What the exercise asks: Give an exact transcription of every line, dropping the images.

Entries from a dataset:
>>>>>

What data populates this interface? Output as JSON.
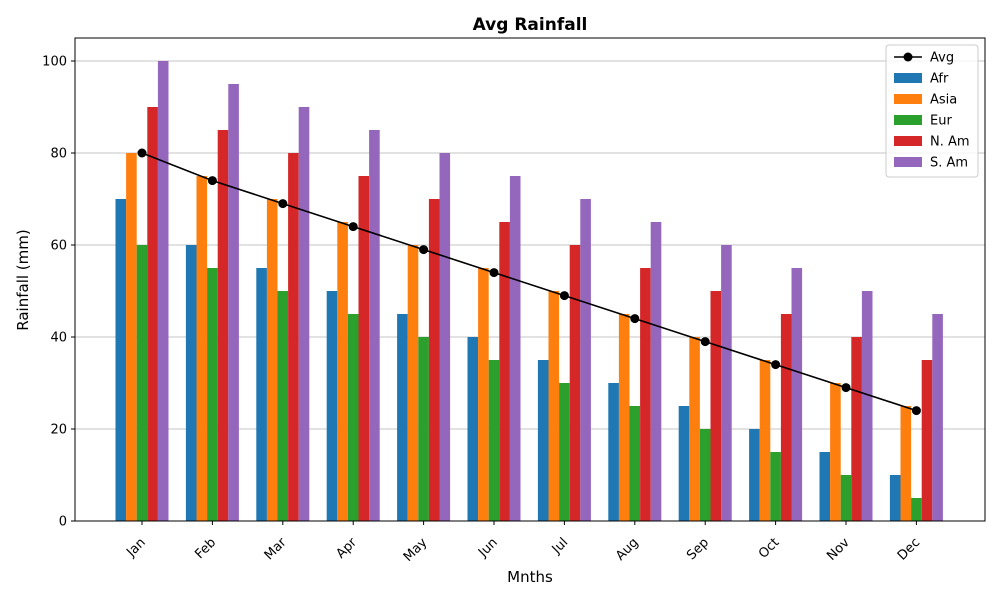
{
  "chart_data": {
    "type": "bar",
    "title": "Avg Rainfall",
    "xlabel": "Mnths",
    "ylabel": "Rainfall (mm)",
    "ylim": [
      0,
      105
    ],
    "yticks": [
      0,
      20,
      40,
      60,
      80,
      100
    ],
    "grid": "horizontal",
    "legend_position": "top-right",
    "categories": [
      "Jan",
      "Feb",
      "Mar",
      "Apr",
      "May",
      "Jun",
      "Jul",
      "Aug",
      "Sep",
      "Oct",
      "Nov",
      "Dec"
    ],
    "series": [
      {
        "name": "Afr",
        "color": "#1f77b4",
        "values": [
          70,
          60,
          55,
          50,
          45,
          40,
          35,
          30,
          25,
          20,
          15,
          10
        ]
      },
      {
        "name": "Asia",
        "color": "#ff7f0e",
        "values": [
          80,
          75,
          70,
          65,
          60,
          55,
          50,
          45,
          40,
          35,
          30,
          25
        ]
      },
      {
        "name": "Eur",
        "color": "#2ca02c",
        "values": [
          60,
          55,
          50,
          45,
          40,
          35,
          30,
          25,
          20,
          15,
          10,
          5
        ]
      },
      {
        "name": "N. Am",
        "color": "#d62728",
        "values": [
          90,
          85,
          80,
          75,
          70,
          65,
          60,
          55,
          50,
          45,
          40,
          35
        ]
      },
      {
        "name": "S. Am",
        "color": "#9467bd",
        "values": [
          100,
          95,
          90,
          85,
          80,
          75,
          70,
          65,
          60,
          55,
          50,
          45
        ]
      }
    ],
    "line": {
      "name": "Avg",
      "color": "#000000",
      "values": [
        80,
        74,
        69,
        64,
        59,
        54,
        49,
        44,
        39,
        34,
        29,
        24
      ]
    }
  }
}
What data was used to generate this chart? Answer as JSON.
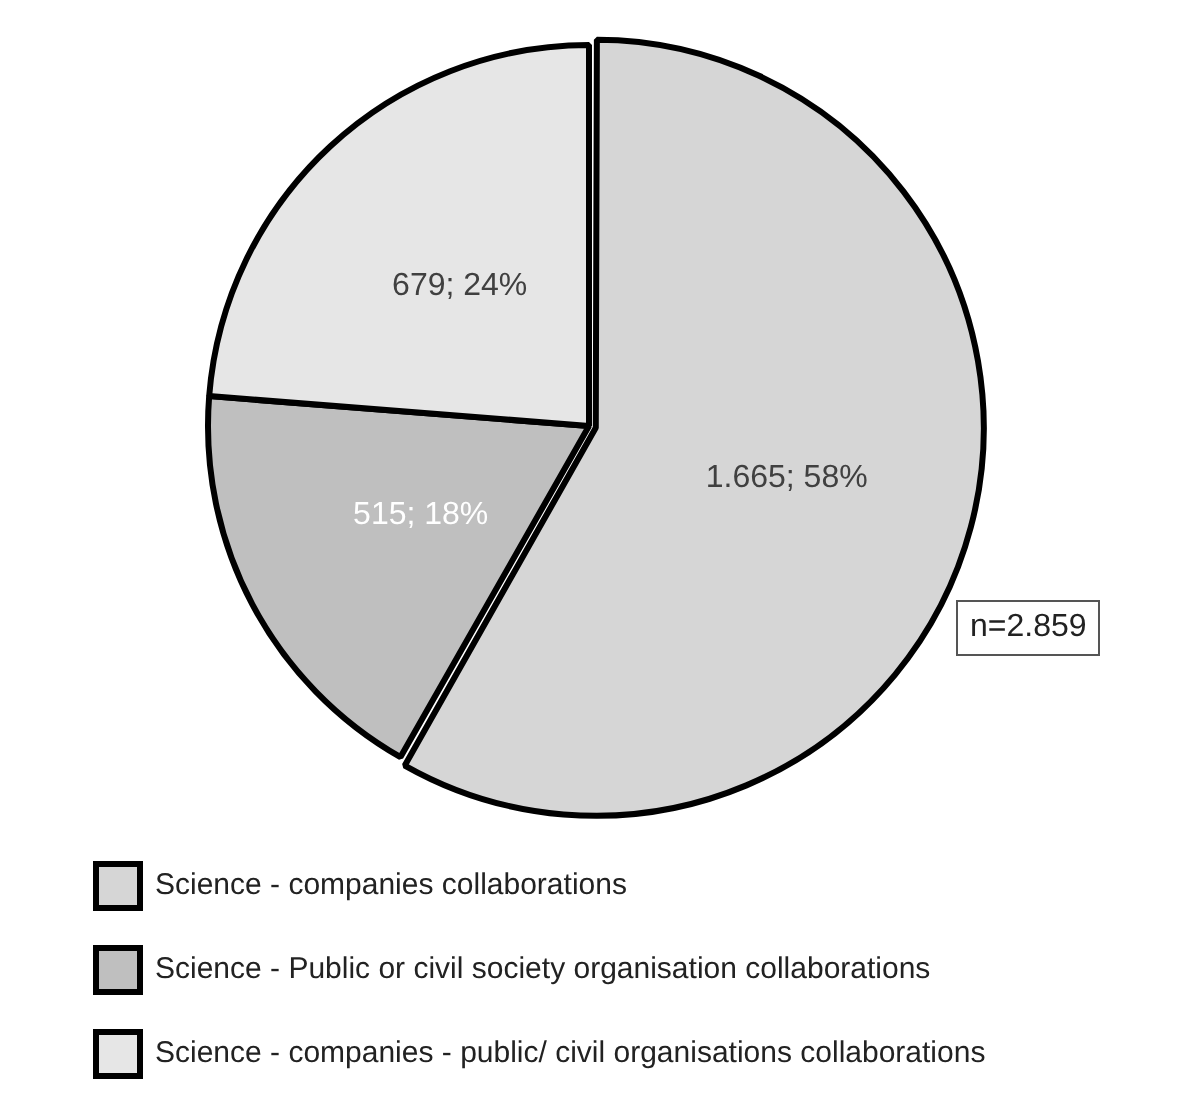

<<<<<

Problem solution:
What data populates this interface? Output as JSON.
{
  "chart_data": {
    "type": "bar",
    "title": "Avg Rainfall",
    "xlabel": "Mnths",
    "ylabel": "Rainfall (mm)",
    "ylim": [
      0,
      105
    ],
    "yticks": [
      0,
      20,
      40,
      60,
      80,
      100
    ],
    "grid": "horizontal",
    "legend_position": "top-right",
    "categories": [
      "Jan",
      "Feb",
      "Mar",
      "Apr",
      "May",
      "Jun",
      "Jul",
      "Aug",
      "Sep",
      "Oct",
      "Nov",
      "Dec"
    ],
    "series": [
      {
        "name": "Afr",
        "color": "#1f77b4",
        "values": [
          70,
          60,
          55,
          50,
          45,
          40,
          35,
          30,
          25,
          20,
          15,
          10
        ]
      },
      {
        "name": "Asia",
        "color": "#ff7f0e",
        "values": [
          80,
          75,
          70,
          65,
          60,
          55,
          50,
          45,
          40,
          35,
          30,
          25
        ]
      },
      {
        "name": "Eur",
        "color": "#2ca02c",
        "values": [
          60,
          55,
          50,
          45,
          40,
          35,
          30,
          25,
          20,
          15,
          10,
          5
        ]
      },
      {
        "name": "N. Am",
        "color": "#d62728",
        "values": [
          90,
          85,
          80,
          75,
          70,
          65,
          60,
          55,
          50,
          45,
          40,
          35
        ]
      },
      {
        "name": "S. Am",
        "color": "#9467bd",
        "values": [
          100,
          95,
          90,
          85,
          80,
          75,
          70,
          65,
          60,
          55,
          50,
          45
        ]
      }
    ],
    "line": {
      "name": "Avg",
      "color": "#000000",
      "values": [
        80,
        74,
        69,
        64,
        59,
        54,
        49,
        44,
        39,
        34,
        29,
        24
      ]
    }
  }
}
What data was used to generate this chart? Answer as JSON.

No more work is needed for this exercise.